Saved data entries
━━━━━━━━━━━━━━━━━━━━━━━━━━━━━━

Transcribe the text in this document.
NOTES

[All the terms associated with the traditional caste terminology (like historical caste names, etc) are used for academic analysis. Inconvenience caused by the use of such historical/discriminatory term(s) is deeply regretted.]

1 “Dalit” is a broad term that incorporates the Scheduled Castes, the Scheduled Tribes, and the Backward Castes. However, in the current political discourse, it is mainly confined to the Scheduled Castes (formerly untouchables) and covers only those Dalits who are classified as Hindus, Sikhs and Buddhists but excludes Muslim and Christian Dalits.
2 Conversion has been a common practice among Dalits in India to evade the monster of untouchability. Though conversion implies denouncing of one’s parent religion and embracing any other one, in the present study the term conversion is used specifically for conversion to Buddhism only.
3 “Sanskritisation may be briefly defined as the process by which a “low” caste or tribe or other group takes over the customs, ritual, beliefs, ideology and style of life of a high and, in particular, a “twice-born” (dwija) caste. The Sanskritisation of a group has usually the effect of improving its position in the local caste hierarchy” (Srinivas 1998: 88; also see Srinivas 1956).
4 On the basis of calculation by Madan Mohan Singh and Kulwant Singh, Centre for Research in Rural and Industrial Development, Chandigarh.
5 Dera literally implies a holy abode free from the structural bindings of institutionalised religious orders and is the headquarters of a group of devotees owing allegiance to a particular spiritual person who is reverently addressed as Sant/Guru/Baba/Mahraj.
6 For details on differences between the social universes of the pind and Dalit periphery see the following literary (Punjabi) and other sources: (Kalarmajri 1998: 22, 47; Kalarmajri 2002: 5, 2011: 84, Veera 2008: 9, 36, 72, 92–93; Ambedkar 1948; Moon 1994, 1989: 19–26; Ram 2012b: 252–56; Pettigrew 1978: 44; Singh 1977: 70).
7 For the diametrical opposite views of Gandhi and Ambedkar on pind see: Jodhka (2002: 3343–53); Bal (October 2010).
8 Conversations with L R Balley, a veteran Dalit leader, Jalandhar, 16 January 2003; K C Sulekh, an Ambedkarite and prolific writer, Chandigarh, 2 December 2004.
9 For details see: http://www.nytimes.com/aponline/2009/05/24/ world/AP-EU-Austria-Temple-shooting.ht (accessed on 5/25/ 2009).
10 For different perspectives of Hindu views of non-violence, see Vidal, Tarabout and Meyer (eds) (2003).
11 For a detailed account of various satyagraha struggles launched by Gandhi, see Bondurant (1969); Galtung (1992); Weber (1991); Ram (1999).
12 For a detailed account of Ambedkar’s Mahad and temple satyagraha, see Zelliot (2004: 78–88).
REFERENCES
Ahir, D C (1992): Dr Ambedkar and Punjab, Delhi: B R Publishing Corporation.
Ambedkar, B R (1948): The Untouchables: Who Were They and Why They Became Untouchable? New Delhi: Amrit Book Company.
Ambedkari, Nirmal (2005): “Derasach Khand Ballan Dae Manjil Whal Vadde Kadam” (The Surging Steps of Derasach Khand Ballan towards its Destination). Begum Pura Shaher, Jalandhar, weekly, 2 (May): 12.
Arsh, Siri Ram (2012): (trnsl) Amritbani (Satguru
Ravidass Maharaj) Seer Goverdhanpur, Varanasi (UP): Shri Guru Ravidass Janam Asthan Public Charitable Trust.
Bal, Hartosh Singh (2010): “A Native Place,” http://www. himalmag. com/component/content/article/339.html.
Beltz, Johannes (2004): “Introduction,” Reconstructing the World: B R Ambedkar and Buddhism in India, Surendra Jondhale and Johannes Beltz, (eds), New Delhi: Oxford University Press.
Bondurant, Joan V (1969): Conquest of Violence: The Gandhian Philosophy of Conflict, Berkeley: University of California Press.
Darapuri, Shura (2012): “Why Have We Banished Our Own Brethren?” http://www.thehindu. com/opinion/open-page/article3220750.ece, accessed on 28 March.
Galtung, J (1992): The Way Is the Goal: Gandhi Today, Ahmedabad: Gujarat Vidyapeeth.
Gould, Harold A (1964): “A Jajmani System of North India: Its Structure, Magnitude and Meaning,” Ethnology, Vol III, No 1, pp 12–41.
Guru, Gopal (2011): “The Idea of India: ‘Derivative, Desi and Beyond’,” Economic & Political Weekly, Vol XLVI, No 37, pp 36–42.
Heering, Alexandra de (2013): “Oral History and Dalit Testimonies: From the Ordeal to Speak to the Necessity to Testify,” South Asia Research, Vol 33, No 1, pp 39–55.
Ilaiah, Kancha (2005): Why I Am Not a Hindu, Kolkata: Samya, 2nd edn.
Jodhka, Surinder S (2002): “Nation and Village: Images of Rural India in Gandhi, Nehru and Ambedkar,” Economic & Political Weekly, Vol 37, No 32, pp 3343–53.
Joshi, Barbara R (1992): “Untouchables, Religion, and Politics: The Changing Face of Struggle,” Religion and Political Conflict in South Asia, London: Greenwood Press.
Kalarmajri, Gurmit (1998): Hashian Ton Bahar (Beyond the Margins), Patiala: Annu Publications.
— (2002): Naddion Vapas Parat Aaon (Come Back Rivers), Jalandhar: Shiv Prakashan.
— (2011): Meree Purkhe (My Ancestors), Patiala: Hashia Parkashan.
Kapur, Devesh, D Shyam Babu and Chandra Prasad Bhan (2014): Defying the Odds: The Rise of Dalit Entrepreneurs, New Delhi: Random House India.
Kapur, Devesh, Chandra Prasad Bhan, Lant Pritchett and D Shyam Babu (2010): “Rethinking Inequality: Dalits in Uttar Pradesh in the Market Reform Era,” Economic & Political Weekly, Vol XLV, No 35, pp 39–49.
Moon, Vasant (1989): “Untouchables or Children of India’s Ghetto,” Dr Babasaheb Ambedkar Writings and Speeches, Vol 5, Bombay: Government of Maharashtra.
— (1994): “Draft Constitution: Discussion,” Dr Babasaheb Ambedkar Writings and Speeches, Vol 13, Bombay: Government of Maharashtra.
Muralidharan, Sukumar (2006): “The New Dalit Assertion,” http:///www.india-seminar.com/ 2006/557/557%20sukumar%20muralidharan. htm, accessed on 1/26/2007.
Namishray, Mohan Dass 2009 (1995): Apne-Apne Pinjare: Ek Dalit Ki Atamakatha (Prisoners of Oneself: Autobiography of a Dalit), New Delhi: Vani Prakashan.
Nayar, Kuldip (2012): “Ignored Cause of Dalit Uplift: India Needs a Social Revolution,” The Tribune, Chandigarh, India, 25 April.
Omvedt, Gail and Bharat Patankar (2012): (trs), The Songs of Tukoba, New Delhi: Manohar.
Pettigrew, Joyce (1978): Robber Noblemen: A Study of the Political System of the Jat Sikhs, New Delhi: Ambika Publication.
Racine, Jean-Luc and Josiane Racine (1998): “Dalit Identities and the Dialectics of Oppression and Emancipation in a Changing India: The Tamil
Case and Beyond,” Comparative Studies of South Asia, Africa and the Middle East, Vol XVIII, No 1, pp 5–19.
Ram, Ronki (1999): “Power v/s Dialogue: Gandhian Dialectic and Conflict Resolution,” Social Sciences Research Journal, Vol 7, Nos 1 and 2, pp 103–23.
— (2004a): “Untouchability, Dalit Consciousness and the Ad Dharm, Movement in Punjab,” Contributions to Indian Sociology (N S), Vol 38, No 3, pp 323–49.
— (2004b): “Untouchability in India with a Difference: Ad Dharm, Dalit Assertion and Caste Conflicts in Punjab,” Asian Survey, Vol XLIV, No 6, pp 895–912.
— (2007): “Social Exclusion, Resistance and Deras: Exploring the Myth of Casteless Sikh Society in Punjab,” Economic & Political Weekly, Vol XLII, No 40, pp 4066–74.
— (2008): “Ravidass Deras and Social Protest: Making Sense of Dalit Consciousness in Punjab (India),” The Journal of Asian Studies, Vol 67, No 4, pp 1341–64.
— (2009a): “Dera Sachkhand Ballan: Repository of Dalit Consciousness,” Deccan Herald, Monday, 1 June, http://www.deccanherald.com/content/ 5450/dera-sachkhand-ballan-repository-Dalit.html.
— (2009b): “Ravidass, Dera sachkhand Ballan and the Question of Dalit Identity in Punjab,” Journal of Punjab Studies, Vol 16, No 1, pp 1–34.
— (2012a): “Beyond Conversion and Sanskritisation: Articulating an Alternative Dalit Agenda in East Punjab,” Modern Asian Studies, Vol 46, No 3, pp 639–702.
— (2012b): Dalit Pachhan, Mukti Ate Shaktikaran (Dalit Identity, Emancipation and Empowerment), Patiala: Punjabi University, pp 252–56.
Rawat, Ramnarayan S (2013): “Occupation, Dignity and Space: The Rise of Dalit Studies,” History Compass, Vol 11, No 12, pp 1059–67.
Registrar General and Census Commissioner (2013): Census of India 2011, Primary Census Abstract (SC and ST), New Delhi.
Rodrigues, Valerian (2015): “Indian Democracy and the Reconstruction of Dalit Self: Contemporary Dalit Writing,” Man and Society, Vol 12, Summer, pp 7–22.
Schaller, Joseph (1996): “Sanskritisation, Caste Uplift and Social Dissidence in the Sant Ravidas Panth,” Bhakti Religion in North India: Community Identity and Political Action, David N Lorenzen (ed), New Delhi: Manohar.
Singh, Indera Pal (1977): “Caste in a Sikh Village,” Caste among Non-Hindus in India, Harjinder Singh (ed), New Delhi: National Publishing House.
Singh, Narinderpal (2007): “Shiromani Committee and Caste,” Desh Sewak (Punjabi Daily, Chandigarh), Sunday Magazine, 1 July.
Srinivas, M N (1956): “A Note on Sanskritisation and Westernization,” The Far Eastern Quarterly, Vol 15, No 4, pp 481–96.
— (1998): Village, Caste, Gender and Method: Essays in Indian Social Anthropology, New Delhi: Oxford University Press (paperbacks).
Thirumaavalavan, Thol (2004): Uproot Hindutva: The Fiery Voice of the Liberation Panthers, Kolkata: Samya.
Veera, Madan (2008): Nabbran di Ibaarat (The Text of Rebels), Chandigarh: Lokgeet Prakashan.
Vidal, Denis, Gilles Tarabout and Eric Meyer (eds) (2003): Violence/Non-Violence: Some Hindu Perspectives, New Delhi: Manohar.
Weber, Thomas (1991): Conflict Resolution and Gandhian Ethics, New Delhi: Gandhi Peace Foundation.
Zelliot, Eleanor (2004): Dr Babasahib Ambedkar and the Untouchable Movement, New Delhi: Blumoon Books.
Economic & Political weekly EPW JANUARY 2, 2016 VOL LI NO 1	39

━━━━━━━━━━━━━━━━━━━━━━━━━━━━━━

In the material above, find each line that contains the word "Publishing", and select it.

Ahir, D C (1992): Dr Ambedkar and Punjab, Delhi: B R Publishing Corporation.
Singh, Indera Pal (1977): “Caste in a Sikh Village,” Caste among Non-Hindus in India, Harjinder Singh (ed), New Delhi: National Publishing House.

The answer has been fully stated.